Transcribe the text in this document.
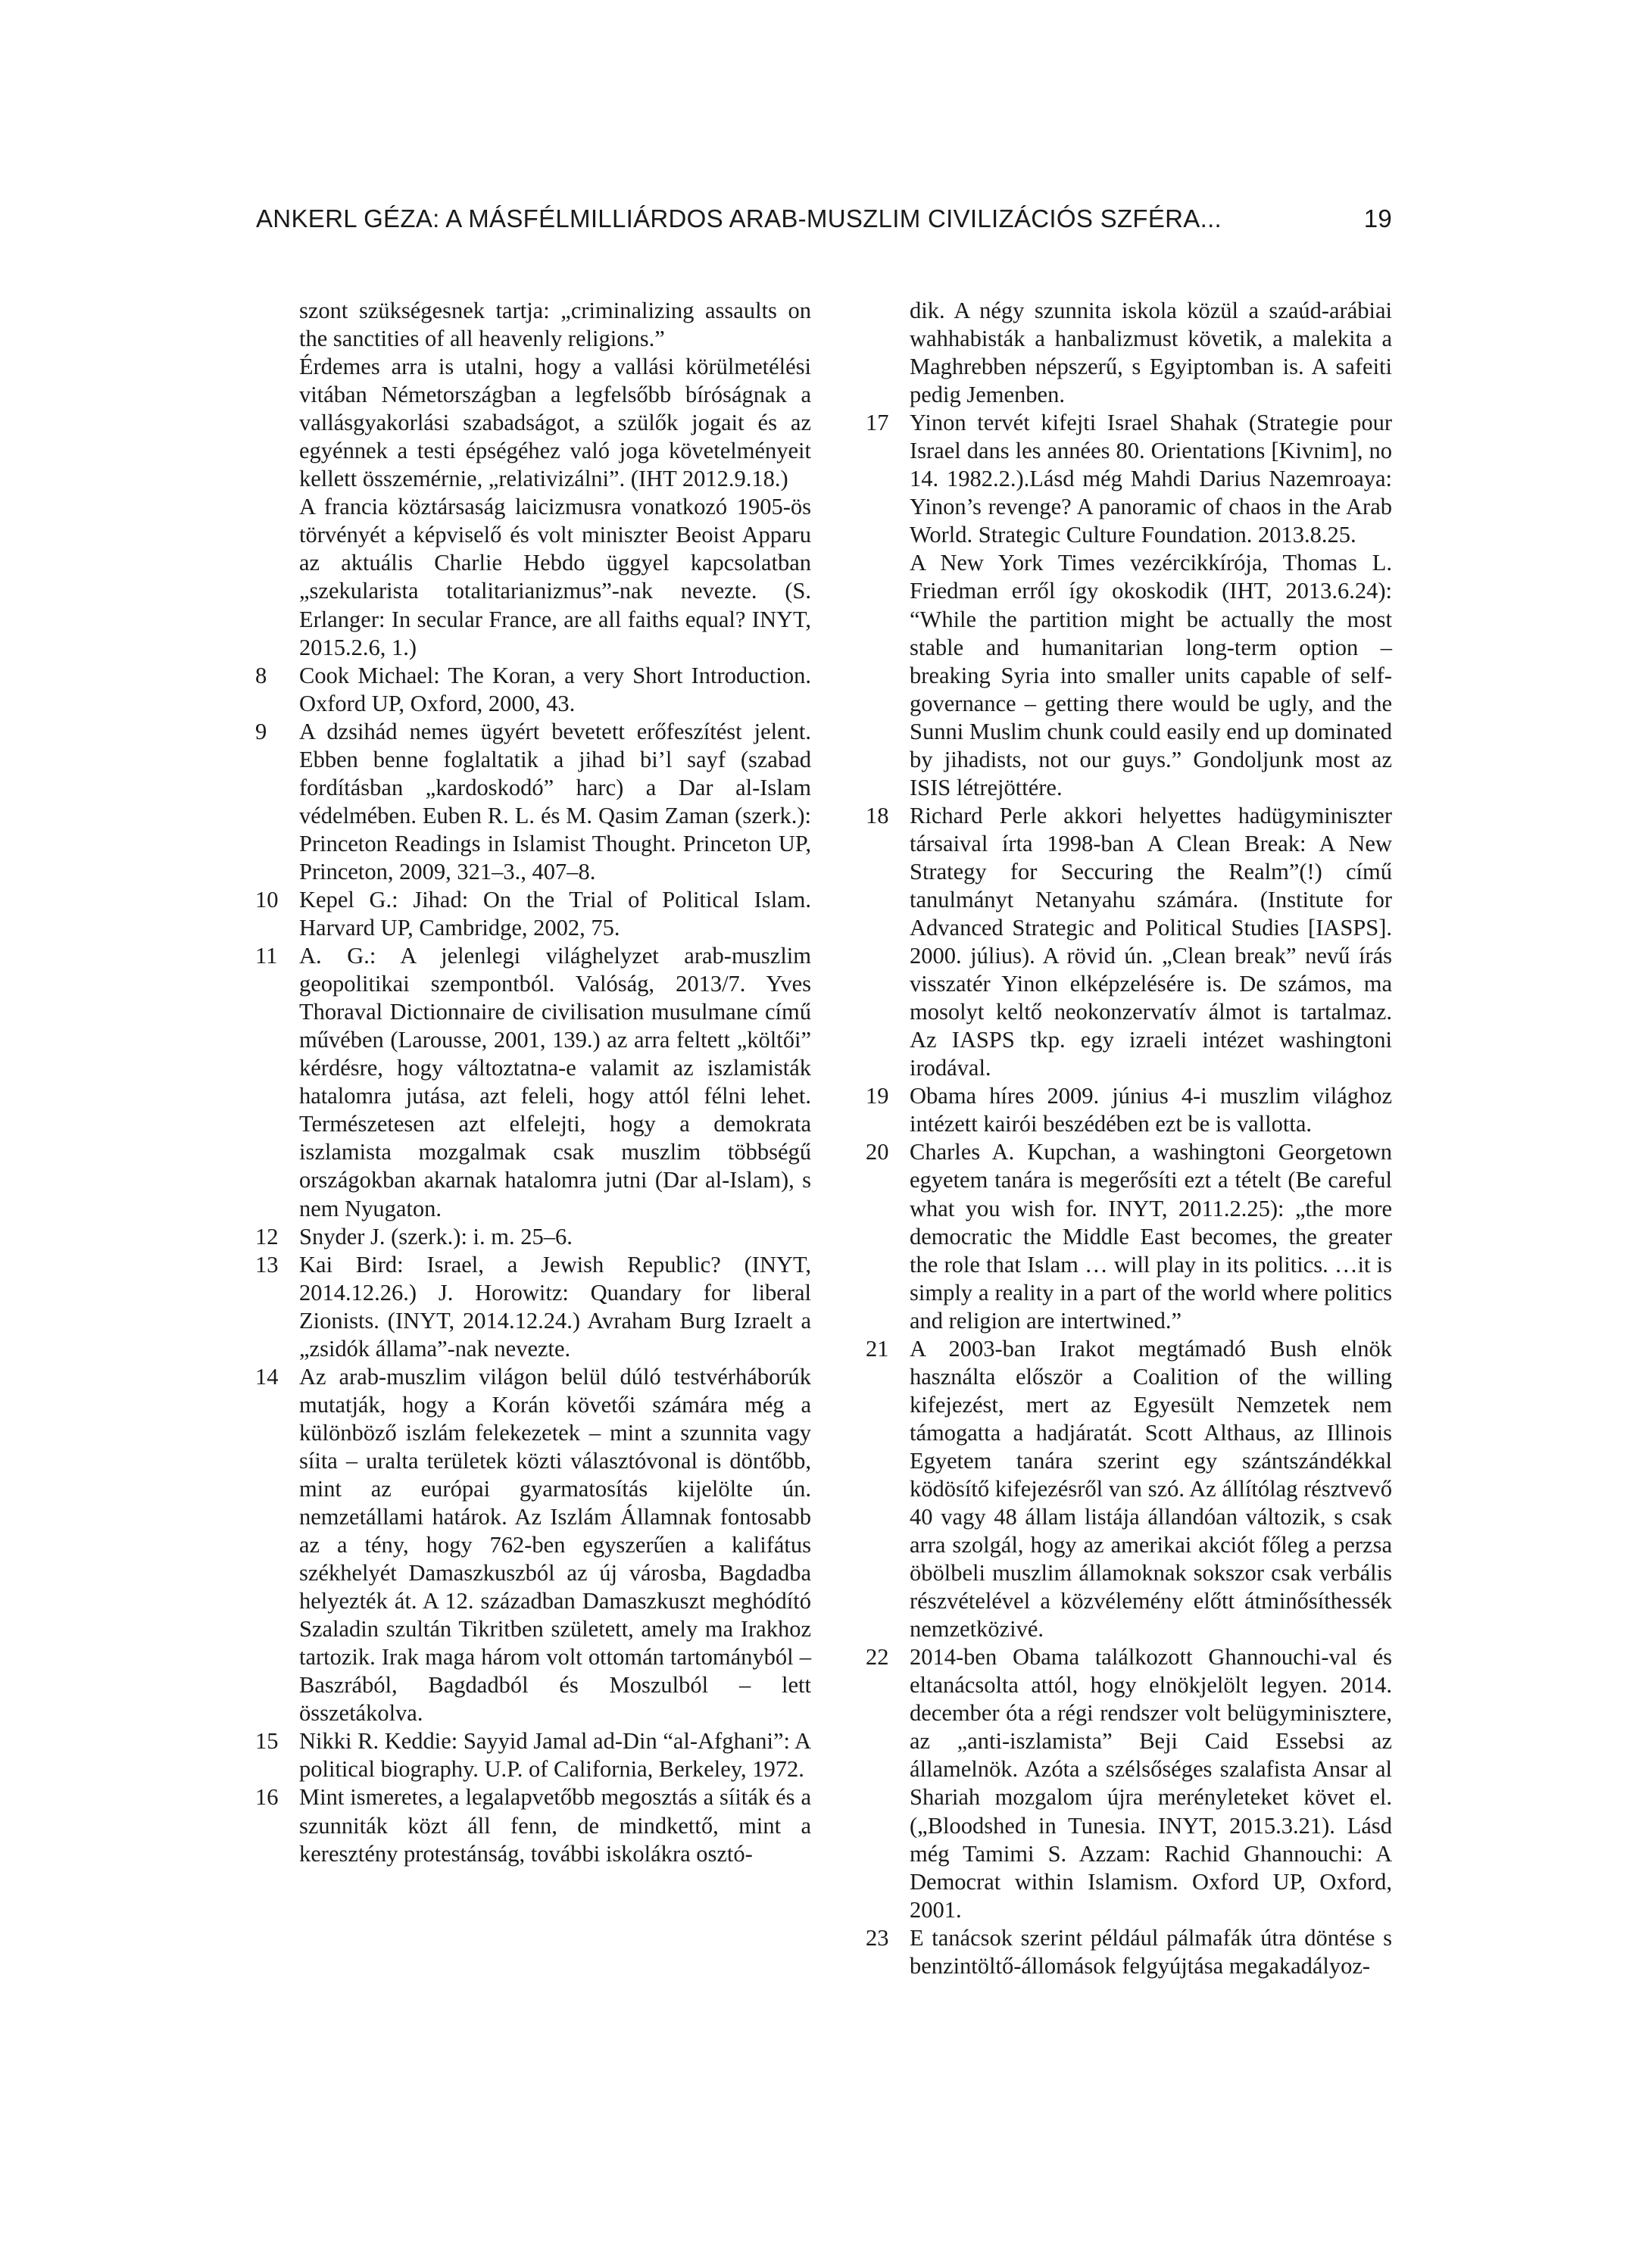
ANKERL GÉZA: A MÁSFÉLMILLIÁRDOS ARAB-MUSZLIM CIVILIZÁCIÓS SZFÉRA...	19

szont szükségesnek tartja: „criminalizing assaults on the sanctities of all heavenly religions.”

Érdemes arra is utalni, hogy a vallási körülmetélési vitában Németországban a legfelsőbb bíróságnak a vallásgyakorlási szabadságot, a szülők jogait és az egyénnek a testi épségéhez való joga követelményeit kellett összemérnie, „relativizálni”. (IHT 2012.9.18.)

A francia köztársaság laicizmusra vonatkozó 1905-ös törvényét a képviselő és volt miniszter Beoist Apparu az aktuális Charlie Hebdo üggyel kapcsolatban „szekularista totalitarianizmus”-nak nevezte. (S. Erlanger: In secular France, are all faiths equal? INYT, 2015.2.6, 1.)

8 Cook Michael: The Koran, a very Short Introduction. Oxford UP, Oxford, 2000, 43.

9 A dzsihád nemes ügyért bevetett erőfeszítést jelent. Ebben benne foglaltatik a jihad bi’l sayf (szabad fordításban „kardoskodó” harc) a Dar al-Islam védelmében. Euben R. L. és M. Qasim Zaman (szerk.): Princeton Readings in Islamist Thought. Princeton UP, Princeton, 2009, 321–3., 407–8.

10 Kepel G.: Jihad: On the Trial of Political Islam. Harvard UP, Cambridge, 2002, 75.

11 A. G.: A jelenlegi világhelyzet arab-muszlim geopolitikai szempontból. Valóság, 2013/7. Yves Thoraval Dictionnaire de civilisation musulmane című művében (Larousse, 2001, 139.) az arra feltett „költői” kérdésre, hogy változtatna-e valamit az iszlamisták hatalomra jutása, azt feleli, hogy attól félni lehet. Természetesen azt elfelejti, hogy a demokrata iszlamista mozgalmak csak muszlim többségű országokban akarnak hatalomra jutni (Dar al-Islam), s nem Nyugaton.

12 Snyder J. (szerk.): i. m. 25–6.

13 Kai Bird: Israel, a Jewish Republic? (INYT, 2014.12.26.) J. Horowitz: Quandary for liberal Zionists. (INYT, 2014.12.24.) Avraham Burg Izraelt a „zsidók állama”-nak nevezte.

14 Az arab-muszlim világon belül dúló testvérháborúk mutatják, hogy a Korán követői számára még a különböző iszlám felekezetek – mint a szunnita vagy síita – uralta területek közti választóvonal is döntőbb, mint az európai gyarmatosítás kijelölte ún. nemzetállami határok. Az Iszlám Államnak fontosabb az a tény, hogy 762-ben egyszerűen a kalifátus székhelyét Damaszkuszból az új városba, Bagdadba helyezték át. A 12. században Damaszkuszt meghódító Szaladin szultán Tikritben született, amely ma Irakhoz tartozik. Irak maga három volt ottomán tartományból – Baszrából, Bagdadból és Moszulból – lett összetákolva.

15 Nikki R. Keddie: Sayyid Jamal ad-Din “al-Afghani”: A political biography. U.P. of California, Berkeley, 1972.

16 Mint ismeretes, a legalapvetőbb megosztás a síiták és a szunniták közt áll fenn, de mindkettő, mint a keresztény protestánság, további iskolákra osztó-

dik. A négy szunnita iskola közül a szaúd-arábiai wahhabisták a hanbalizmust követik, a malekita a Maghrebben népszerű, s Egyiptomban is. A safeiti pedig Jemenben.

17 Yinon tervét kifejti Israel Shahak (Strategie pour Israel dans les années 80. Orientations [Kivnim], no 14. 1982.2.).Lásd még Mahdi Darius Nazemroaya: Yinon’s revenge? A panoramic of chaos in the Arab World. Strategic Culture Foundation. 2013.8.25.

A New York Times vezércikkírója, Thomas L. Friedman erről így okoskodik (IHT, 2013.6.24): “While the partition might be actually the most stable and humanitarian long-term option – breaking Syria into smaller units capable of self-governance – getting there would be ugly, and the Sunni Muslim chunk could easily end up dominated by jihadists, not our guys.” Gondoljunk most az ISIS létrejöttére.

18 Richard Perle akkori helyettes hadügyminiszter társaival írta 1998-ban A Clean Break: A New Strategy for Seccuring the Realm”(!) című tanulmányt Netanyahu számára. (Institute for Advanced Strategic and Political Studies [IASPS]. 2000. július). A rövid ún. „Clean break” nevű írás visszatér Yinon elképzelésére is. De számos, ma mosolyt keltő neokonzervatív álmot is tartalmaz. Az IASPS tkp. egy izraeli intézet washingtoni irodával.

19 Obama híres 2009. június 4-i muszlim világhoz intézett kairói beszédében ezt be is vallotta.

20 Charles A. Kupchan, a washingtoni Georgetown egyetem tanára is megerősíti ezt a tételt (Be careful what you wish for. INYT, 2011.2.25): „the more democratic the Middle East becomes, the greater the role that Islam … will play in its politics. …it is simply a reality in a part of the world where politics and religion are intertwined.”

21 A 2003-ban Irakot megtámadó Bush elnök használta először a Coalition of the willing kifejezést, mert az Egyesült Nemzetek nem támogatta a hadjáratát. Scott Althaus, az Illinois Egyetem tanára szerint egy szántszándékkal ködösítő kifejezésről van szó. Az állítólag résztvevő 40 vagy 48 állam listája állandóan változik, s csak arra szolgál, hogy az amerikai akciót főleg a perzsa öbölbeli muszlim államoknak sokszor csak verbális részvételével a közvélemény előtt átminősíthessék nemzetközivé.

22 2014-ben Obama találkozott Ghannouchi-val és eltanácsolta attól, hogy elnökjelölt legyen. 2014. december óta a régi rendszer volt belügyminisztere, az „anti-iszlamista” Beji Caid Essebsi az államelnök. Azóta a szélsőséges szalafista Ansar al Shariah mozgalom újra merényleteket követ el. („Bloodshed in Tunesia. INYT, 2015.3.21). Lásd még Tamimi S. Azzam: Rachid Ghannouchi: A Democrat within Islamism. Oxford UP, Oxford, 2001.

23 E tanácsok szerint például pálmafák útra döntése s benzintöltő-állomások felgyújtása megakadályoz-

════

Your goal -> Give the number of lines above that hold the word "csak", and nothing more.

Response below -> 2